§ Stated task: Filter the entries that follow, copying every line in which the word "preceded" appears.

(Saved entries)
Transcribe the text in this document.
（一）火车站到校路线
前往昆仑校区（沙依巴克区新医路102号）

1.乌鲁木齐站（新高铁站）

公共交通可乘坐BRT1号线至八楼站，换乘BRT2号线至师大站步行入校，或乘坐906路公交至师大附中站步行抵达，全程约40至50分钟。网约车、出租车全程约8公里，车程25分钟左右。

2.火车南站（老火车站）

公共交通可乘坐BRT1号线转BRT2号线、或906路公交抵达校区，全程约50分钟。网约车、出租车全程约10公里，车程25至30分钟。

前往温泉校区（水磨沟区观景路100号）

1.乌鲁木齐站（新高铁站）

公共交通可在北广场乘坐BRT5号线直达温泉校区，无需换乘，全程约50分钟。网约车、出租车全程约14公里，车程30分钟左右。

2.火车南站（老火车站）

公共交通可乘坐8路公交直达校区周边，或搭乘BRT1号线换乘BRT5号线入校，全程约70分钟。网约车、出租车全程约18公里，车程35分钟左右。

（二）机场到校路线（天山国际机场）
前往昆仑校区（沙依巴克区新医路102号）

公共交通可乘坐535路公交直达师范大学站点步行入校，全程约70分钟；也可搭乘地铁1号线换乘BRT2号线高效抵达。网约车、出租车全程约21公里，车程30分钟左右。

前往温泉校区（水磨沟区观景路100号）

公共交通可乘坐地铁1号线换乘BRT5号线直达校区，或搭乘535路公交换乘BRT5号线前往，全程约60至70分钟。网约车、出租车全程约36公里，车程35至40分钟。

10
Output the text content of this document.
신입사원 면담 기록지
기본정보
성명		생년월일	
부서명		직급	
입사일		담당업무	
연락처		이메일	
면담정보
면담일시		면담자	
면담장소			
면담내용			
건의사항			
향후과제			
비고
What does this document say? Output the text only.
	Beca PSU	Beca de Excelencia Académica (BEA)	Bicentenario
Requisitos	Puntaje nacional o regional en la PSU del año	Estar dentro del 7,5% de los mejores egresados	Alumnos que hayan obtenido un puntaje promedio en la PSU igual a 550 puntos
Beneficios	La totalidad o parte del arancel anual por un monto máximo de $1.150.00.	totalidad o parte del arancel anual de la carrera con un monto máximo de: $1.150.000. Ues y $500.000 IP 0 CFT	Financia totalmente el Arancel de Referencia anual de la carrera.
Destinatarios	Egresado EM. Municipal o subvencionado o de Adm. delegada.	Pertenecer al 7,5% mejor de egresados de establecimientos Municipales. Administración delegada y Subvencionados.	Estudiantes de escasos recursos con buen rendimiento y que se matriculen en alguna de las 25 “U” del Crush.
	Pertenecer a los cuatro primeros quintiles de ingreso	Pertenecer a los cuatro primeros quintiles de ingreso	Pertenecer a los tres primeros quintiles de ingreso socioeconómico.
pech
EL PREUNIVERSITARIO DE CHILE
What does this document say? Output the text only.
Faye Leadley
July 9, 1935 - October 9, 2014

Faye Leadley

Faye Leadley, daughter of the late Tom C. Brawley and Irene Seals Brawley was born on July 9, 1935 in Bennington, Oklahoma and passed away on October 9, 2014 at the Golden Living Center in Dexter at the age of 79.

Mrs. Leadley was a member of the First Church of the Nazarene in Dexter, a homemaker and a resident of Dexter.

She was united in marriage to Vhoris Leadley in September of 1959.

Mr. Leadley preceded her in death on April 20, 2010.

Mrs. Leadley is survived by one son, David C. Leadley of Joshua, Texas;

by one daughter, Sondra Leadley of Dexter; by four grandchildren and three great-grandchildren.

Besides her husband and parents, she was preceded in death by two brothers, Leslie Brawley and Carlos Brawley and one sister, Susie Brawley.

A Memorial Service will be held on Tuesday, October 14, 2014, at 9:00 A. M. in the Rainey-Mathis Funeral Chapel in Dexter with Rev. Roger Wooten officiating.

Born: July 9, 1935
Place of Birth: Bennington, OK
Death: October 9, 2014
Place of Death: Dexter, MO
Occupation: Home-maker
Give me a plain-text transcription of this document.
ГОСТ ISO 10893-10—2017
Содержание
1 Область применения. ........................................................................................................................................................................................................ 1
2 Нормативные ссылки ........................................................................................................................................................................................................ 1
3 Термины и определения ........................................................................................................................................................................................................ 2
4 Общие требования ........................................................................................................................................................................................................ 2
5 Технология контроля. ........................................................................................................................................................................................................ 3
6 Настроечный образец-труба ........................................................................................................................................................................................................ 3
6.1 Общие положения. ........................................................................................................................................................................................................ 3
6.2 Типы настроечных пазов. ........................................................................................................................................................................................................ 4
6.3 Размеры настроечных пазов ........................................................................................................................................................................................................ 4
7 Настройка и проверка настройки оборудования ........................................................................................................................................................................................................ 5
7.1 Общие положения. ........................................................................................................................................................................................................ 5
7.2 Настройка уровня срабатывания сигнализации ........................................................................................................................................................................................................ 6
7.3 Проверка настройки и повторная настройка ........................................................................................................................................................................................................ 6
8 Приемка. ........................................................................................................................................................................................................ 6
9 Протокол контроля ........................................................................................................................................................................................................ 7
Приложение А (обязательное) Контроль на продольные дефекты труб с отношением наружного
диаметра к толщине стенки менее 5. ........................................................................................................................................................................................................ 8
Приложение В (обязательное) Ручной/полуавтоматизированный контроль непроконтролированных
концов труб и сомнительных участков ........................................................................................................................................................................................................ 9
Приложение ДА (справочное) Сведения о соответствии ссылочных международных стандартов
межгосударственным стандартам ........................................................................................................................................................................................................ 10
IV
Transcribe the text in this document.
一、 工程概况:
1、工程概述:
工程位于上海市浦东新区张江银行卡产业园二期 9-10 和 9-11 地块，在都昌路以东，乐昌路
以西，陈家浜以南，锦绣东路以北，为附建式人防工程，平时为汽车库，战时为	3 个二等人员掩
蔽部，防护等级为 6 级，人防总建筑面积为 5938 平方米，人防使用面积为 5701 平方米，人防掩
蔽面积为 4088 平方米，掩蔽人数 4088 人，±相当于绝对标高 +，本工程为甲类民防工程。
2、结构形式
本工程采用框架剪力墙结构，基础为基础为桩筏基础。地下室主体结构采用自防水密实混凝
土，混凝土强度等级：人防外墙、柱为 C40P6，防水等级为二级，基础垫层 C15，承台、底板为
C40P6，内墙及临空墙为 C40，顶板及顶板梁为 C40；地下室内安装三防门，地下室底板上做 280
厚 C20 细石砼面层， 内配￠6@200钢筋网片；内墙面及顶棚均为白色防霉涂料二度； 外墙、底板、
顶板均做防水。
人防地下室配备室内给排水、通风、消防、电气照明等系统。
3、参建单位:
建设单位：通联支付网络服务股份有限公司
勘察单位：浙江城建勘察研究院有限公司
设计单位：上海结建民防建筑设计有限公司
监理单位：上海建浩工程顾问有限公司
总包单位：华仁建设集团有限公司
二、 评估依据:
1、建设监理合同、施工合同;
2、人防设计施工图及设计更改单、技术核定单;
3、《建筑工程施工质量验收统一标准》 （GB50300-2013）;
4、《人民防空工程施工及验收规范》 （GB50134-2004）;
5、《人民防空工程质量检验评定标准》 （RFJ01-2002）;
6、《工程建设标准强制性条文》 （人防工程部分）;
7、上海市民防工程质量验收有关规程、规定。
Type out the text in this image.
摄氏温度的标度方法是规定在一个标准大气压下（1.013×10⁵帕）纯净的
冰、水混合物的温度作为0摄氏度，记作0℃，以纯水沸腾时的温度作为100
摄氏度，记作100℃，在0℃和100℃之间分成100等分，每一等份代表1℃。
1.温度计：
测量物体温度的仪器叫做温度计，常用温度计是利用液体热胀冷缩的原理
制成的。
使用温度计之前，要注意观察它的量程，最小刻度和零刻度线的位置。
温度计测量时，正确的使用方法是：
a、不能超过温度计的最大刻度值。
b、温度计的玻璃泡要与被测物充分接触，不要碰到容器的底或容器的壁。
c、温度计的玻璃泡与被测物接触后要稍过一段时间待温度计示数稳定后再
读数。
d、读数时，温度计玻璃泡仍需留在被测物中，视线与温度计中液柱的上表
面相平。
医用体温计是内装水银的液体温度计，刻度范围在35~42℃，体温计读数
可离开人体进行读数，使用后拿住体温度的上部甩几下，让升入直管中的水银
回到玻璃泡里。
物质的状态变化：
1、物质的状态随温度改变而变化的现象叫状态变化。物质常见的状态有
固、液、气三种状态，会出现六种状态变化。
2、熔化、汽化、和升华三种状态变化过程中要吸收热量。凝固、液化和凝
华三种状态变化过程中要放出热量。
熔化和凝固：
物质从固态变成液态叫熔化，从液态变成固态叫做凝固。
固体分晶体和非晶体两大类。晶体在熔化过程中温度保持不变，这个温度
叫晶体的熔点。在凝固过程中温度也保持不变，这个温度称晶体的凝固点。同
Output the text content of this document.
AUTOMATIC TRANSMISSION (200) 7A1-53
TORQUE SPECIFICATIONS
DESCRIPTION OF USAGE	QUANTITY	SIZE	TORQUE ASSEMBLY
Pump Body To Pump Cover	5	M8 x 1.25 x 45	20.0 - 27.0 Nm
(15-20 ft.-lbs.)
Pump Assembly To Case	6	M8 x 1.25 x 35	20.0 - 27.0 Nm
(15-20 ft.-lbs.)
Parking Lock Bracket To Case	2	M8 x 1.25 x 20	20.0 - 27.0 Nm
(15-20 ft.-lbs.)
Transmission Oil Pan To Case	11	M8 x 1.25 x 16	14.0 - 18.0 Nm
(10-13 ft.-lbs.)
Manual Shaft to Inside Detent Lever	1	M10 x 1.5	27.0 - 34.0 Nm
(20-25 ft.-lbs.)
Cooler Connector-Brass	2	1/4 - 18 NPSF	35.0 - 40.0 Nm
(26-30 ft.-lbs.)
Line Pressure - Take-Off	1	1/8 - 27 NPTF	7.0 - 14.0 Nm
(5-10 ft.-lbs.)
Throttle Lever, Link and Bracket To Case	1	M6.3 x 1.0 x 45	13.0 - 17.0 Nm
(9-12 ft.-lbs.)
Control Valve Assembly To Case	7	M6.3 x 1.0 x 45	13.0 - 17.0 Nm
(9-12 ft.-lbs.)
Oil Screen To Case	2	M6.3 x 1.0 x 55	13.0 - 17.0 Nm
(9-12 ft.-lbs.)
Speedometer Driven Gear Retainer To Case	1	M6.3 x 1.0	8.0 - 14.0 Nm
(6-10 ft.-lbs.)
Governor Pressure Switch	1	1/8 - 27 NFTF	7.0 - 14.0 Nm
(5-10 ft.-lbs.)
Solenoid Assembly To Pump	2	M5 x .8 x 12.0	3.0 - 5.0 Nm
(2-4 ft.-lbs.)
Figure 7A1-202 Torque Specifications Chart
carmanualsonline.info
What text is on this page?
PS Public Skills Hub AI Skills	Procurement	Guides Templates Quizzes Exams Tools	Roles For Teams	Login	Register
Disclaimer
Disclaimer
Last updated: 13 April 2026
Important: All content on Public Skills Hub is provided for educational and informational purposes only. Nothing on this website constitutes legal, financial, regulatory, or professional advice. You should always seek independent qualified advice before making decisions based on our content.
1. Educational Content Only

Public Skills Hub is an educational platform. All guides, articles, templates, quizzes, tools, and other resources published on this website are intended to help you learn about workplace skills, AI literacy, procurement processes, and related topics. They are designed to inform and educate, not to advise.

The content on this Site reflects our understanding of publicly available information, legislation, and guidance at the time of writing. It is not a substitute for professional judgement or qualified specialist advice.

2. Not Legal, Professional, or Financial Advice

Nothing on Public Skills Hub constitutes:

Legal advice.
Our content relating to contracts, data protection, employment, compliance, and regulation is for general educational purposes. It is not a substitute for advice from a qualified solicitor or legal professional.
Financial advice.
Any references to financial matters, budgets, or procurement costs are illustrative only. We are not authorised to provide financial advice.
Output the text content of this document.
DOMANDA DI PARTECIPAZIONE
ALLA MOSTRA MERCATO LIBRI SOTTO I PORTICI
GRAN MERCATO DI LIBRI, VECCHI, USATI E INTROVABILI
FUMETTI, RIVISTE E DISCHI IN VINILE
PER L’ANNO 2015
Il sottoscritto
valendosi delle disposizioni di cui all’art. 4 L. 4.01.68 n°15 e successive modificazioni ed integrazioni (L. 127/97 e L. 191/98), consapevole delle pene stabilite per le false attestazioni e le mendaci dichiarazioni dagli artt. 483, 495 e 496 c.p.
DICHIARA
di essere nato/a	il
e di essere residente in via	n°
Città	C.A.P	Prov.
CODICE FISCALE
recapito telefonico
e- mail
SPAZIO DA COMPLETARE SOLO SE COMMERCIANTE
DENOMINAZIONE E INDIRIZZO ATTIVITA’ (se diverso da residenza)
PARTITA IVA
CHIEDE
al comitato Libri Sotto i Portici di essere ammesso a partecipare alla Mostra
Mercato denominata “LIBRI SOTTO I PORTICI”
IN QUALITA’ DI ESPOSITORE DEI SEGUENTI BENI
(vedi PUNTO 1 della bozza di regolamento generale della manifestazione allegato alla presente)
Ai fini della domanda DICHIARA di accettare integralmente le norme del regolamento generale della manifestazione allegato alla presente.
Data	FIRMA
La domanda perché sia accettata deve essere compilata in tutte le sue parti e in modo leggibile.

§ Output:
Mr. Leadley preceded her in death on April 20, 2010.
Besides her husband and parents, she was preceded in death by two brothers, Leslie Brawley and Carlos Brawley and one sister, Susie Brawley.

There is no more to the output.